Dataset records:
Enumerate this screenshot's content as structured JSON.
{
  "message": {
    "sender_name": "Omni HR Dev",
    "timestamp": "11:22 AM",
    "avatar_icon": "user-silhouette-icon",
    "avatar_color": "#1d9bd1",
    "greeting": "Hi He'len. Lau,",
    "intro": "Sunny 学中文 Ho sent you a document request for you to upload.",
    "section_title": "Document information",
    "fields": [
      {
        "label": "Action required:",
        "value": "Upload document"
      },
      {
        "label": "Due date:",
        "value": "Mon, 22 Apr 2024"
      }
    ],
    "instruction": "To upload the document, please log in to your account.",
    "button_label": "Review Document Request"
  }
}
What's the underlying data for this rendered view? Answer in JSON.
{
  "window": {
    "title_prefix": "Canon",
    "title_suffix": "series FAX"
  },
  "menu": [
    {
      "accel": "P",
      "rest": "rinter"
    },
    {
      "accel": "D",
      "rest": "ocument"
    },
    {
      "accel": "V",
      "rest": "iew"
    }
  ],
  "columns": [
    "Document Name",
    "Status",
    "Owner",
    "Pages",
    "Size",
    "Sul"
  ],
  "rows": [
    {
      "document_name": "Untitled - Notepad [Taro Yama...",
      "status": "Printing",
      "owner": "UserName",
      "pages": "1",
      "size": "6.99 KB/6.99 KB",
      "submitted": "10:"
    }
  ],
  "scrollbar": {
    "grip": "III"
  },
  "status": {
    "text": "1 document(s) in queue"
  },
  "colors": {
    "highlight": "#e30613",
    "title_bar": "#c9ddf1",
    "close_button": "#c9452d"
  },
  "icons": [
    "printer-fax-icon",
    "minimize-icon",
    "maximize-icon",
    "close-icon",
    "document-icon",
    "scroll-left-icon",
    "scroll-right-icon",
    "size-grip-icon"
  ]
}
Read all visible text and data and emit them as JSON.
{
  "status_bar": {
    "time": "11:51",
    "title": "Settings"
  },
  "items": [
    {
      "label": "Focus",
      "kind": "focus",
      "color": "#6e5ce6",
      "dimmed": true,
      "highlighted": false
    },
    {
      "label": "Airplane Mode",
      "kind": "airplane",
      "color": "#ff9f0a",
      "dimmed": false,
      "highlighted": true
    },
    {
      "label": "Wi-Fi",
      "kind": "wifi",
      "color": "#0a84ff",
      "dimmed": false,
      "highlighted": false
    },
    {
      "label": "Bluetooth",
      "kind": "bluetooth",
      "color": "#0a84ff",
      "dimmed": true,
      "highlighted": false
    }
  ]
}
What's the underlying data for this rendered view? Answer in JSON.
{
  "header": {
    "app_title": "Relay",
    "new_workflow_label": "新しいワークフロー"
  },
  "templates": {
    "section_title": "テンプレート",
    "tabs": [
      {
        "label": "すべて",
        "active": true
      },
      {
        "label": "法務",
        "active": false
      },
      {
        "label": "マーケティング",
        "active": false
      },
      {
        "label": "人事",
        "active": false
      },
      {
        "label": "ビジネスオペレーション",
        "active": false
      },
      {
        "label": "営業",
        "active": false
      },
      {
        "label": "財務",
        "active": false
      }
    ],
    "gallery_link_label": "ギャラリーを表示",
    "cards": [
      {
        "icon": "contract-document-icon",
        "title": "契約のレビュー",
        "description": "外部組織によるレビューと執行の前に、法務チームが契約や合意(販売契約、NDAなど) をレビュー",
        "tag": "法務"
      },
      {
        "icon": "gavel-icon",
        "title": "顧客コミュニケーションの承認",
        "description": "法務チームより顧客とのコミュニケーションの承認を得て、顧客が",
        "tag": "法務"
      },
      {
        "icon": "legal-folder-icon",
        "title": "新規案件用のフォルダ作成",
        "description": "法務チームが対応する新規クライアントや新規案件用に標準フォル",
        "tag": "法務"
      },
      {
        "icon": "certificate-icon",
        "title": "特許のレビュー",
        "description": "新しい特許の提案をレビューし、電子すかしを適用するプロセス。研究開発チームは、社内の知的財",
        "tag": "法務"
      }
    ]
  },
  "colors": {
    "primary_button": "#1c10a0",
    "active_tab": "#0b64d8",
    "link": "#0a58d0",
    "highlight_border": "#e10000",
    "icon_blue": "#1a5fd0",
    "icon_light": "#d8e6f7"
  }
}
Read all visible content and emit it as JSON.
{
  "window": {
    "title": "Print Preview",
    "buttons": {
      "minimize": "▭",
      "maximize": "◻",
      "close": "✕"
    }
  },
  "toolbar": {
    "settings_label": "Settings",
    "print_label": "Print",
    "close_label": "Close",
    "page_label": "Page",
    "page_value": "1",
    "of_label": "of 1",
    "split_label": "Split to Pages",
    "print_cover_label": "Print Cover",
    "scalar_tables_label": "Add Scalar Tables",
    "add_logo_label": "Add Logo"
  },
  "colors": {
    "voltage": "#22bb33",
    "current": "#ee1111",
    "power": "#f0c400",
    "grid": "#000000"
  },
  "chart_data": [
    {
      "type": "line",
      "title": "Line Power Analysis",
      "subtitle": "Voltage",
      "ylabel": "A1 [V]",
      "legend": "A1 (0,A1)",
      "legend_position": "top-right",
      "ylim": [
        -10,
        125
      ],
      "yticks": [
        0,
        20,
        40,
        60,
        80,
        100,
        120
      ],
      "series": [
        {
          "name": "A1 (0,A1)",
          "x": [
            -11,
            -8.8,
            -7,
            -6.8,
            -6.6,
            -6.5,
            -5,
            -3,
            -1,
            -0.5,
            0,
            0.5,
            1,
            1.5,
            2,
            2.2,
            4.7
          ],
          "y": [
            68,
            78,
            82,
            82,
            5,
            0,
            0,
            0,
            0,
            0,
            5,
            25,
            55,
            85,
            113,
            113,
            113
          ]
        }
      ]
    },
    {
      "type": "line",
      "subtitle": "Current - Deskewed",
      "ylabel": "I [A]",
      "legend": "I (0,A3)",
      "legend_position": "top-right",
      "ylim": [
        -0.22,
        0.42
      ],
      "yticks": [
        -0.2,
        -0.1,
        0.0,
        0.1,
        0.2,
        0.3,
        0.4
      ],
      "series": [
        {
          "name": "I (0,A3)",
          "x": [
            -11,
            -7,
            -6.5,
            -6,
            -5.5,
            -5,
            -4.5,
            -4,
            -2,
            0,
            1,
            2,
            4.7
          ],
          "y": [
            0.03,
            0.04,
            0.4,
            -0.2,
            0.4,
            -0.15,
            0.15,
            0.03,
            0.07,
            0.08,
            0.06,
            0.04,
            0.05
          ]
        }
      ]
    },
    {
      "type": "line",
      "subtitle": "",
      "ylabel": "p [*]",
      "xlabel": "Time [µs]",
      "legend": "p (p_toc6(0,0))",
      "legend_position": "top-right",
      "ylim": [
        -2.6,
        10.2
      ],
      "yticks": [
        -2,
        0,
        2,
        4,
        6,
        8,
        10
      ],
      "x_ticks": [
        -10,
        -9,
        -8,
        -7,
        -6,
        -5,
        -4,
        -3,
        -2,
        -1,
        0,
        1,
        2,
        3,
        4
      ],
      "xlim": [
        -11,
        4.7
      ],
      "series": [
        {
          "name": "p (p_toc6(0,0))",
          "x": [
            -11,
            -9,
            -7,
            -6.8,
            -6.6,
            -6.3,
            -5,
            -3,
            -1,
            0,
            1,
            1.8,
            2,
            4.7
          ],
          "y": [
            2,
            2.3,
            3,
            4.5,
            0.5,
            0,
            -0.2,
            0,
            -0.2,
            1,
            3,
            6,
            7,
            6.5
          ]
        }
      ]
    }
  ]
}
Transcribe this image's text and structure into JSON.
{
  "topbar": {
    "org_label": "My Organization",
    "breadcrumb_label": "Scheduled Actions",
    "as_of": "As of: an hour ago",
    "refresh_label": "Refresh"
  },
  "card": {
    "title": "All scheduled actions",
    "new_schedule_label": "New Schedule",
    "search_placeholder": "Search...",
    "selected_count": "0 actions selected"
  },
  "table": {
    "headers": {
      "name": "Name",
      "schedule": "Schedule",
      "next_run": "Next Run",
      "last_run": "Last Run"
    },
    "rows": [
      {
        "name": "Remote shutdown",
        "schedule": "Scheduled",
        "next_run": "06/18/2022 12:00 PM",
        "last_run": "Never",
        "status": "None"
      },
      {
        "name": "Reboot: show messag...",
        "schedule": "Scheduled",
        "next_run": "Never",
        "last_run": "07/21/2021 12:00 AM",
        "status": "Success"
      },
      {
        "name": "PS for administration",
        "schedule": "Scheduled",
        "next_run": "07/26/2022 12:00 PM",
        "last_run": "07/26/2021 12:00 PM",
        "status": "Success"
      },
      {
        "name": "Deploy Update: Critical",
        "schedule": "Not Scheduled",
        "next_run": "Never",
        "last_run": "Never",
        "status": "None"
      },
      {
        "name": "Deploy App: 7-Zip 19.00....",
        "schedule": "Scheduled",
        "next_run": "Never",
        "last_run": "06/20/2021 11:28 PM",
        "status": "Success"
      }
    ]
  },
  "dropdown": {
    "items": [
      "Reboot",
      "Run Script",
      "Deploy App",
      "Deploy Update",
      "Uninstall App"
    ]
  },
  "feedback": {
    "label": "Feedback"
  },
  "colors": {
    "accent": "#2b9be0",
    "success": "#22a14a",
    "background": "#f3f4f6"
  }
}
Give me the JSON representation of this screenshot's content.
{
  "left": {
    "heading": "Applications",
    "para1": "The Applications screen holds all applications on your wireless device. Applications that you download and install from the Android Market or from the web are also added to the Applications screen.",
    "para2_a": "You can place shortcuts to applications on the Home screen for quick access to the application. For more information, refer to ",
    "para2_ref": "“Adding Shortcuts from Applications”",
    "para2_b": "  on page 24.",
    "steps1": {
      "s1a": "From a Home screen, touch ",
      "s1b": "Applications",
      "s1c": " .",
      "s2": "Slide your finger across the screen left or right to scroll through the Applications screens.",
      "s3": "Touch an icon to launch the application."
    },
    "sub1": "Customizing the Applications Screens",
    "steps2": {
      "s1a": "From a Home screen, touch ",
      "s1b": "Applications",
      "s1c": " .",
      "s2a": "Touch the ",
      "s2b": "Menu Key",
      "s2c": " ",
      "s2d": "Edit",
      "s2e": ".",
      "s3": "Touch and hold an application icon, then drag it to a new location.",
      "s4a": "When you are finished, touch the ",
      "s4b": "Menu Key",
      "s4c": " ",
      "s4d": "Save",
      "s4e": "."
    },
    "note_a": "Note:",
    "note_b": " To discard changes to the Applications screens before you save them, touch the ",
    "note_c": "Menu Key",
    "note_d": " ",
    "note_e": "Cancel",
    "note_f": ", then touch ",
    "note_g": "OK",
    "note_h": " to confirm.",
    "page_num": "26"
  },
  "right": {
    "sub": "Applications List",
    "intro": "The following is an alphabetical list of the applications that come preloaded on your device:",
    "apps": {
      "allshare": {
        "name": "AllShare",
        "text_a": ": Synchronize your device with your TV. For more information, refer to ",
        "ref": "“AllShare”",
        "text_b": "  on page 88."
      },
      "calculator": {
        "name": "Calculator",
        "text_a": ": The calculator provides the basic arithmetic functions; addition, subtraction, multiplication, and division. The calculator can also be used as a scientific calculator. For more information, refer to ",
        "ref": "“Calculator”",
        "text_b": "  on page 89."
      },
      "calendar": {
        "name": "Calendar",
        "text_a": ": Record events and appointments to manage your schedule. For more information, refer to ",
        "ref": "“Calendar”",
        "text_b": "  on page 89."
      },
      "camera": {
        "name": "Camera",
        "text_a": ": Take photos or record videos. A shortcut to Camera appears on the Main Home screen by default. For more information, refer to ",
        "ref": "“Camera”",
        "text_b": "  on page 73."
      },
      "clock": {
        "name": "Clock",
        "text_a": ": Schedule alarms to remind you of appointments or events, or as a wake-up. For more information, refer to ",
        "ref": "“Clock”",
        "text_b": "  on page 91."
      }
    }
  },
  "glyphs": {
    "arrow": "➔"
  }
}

WHAT THE TASK REQUIRES. Which lines contain "true"? Copy each of them out.

COMPLETE OUTPUT.
      "dimmed": true,
      "highlighted": true
      "dimmed": true,
        "active": true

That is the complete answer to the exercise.